YOUR GOAL —
The records that follow are to be repeated exactly, with the pictures removed.

THE RECORDS —
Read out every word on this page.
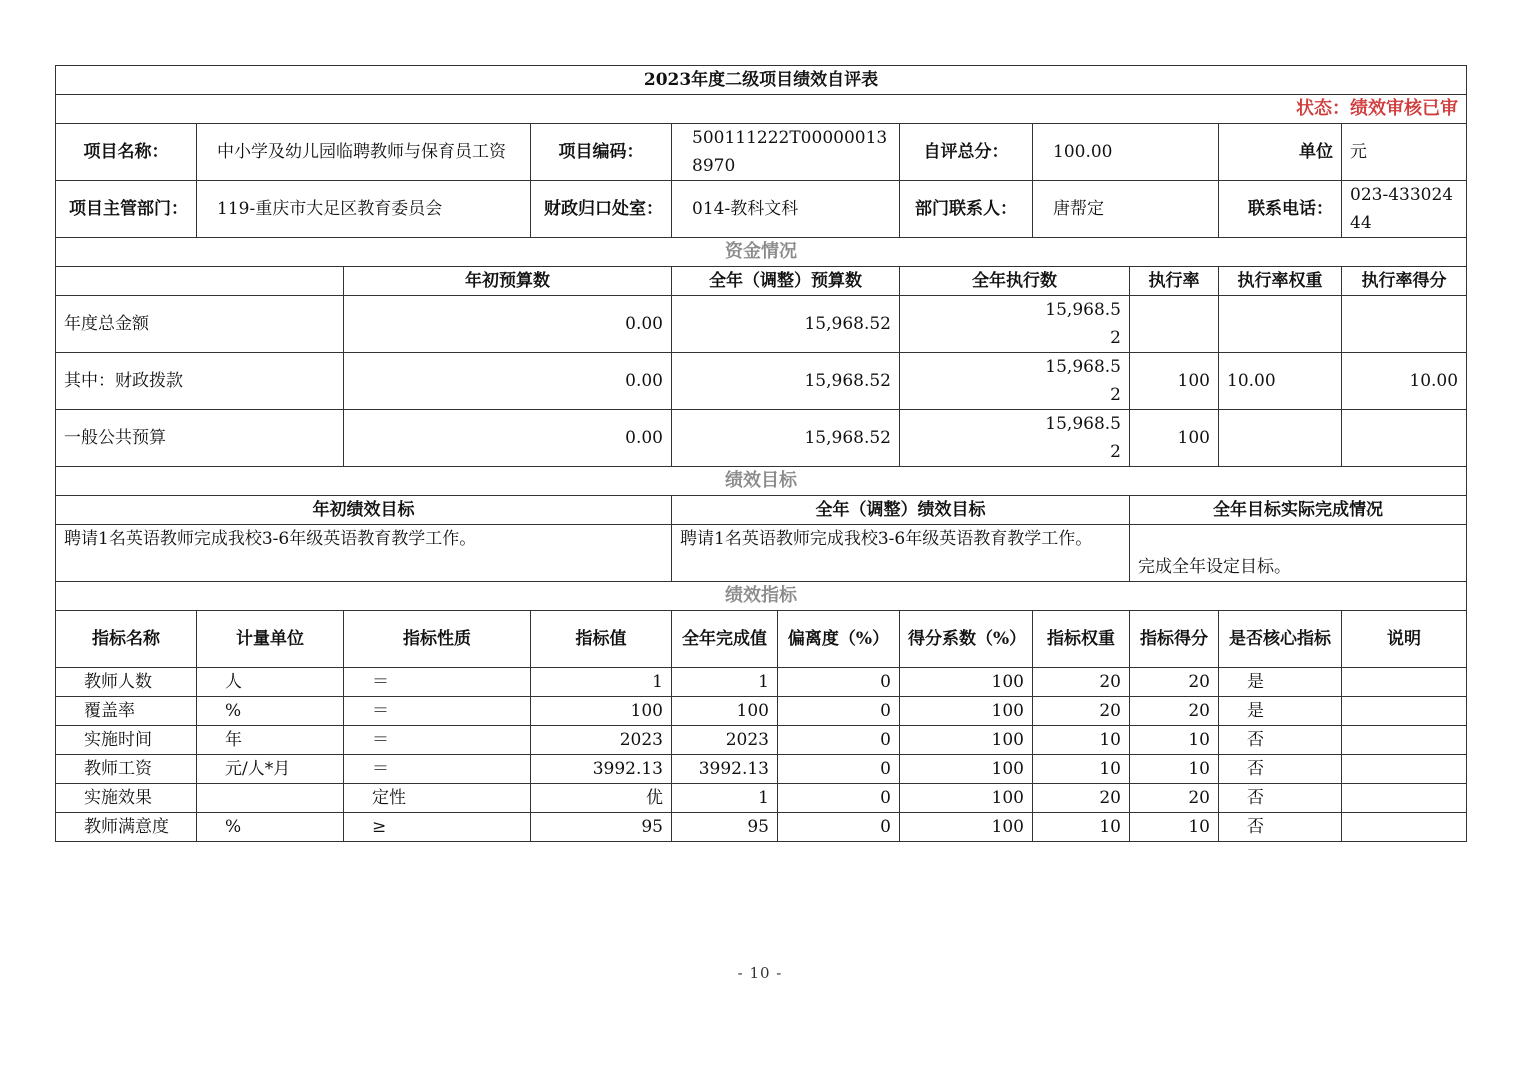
2023年度二级项目绩效自评表										
状态：绩效审核已审										
项目名称：	中小学及幼儿园临聘教师与保育员工资		项目编码：	500111222T000000138970		自评总分：	100.00		单位	元
项目主管部门：	119-重庆市大足区教育委员会		财政归口处室：	014-教科文科		部门联系人：	唐帮定		联系电话：	023-43302444
资金情况										
		年初预算数		全年（调整）预算数		全年执行数		执行率	执行率权重	执行率得分
年度总金额		0.00		15,968.52		15,968.52				
其中：财政拨款		0.00		15,968.52		15,968.52		100	10.00	10.00
一般公共预算		0.00		15,968.52		15,968.52		100		
绩效目标										
年初绩效目标				全年（调整）绩效目标				全年目标实际完成情况		
聘请1名英语教师完成我校3-6年级英语教育教学工作。				聘请1名英语教师完成我校3-6年级英语教育教学工作。				完成全年设定目标。		
绩效指标										
指标名称	计量单位	指标性质	指标值	全年完成值	偏离度（%）	得分系数（%）	指标权重	指标得分	是否核心指标	说明
教师人数	人	＝	1	1	0	100	20	20	是	
覆盖率	%	＝	100	100	0	100	20	20	是	
实施时间	年	＝	2023	2023	0	100	10	10	否	
教师工资	元/人*月	＝	3992.13	3992.13	0	100	10	10	否	
实施效果		定性	优	1	0	100	20	20	否	
教师满意度	%	≥	95	95	0	100	10	10	否	
- 10 -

TASK OUTPUT —
Read out every word on this page.
2023年度二级项目绩效自评表										
状态：绩效审核已审										
项目名称：	中小学及幼儿园临聘教师与保育员工资		项目编码：	500111222T000000138970		自评总分：	100.00		单位	元
项目主管部门：	119-重庆市大足区教育委员会		财政归口处室：	014-教科文科		部门联系人：	唐帮定		联系电话：	023-43302444
资金情况										
		年初预算数		全年（调整）预算数		全年执行数		执行率	执行率权重	执行率得分
年度总金额		0.00		15,968.52		15,968.52				
其中：财政拨款		0.00		15,968.52		15,968.52		100	10.00	10.00
一般公共预算		0.00		15,968.52		15,968.52		100		
绩效目标										
年初绩效目标				全年（调整）绩效目标				全年目标实际完成情况		
聘请1名英语教师完成我校3-6年级英语教育教学工作。				聘请1名英语教师完成我校3-6年级英语教育教学工作。				完成全年设定目标。		
绩效指标										
指标名称	计量单位	指标性质	指标值	全年完成值	偏离度（%）	得分系数（%）	指标权重	指标得分	是否核心指标	说明
教师人数	人	＝	1	1	0	100	20	20	是	
覆盖率	%	＝	100	100	0	100	20	20	是	
实施时间	年	＝	2023	2023	0	100	10	10	否	
教师工资	元/人*月	＝	3992.13	3992.13	0	100	10	10	否	
实施效果		定性	优	1	0	100	20	20	否	
教师满意度	%	≥	95	95	0	100	10	10	否	
- 10 -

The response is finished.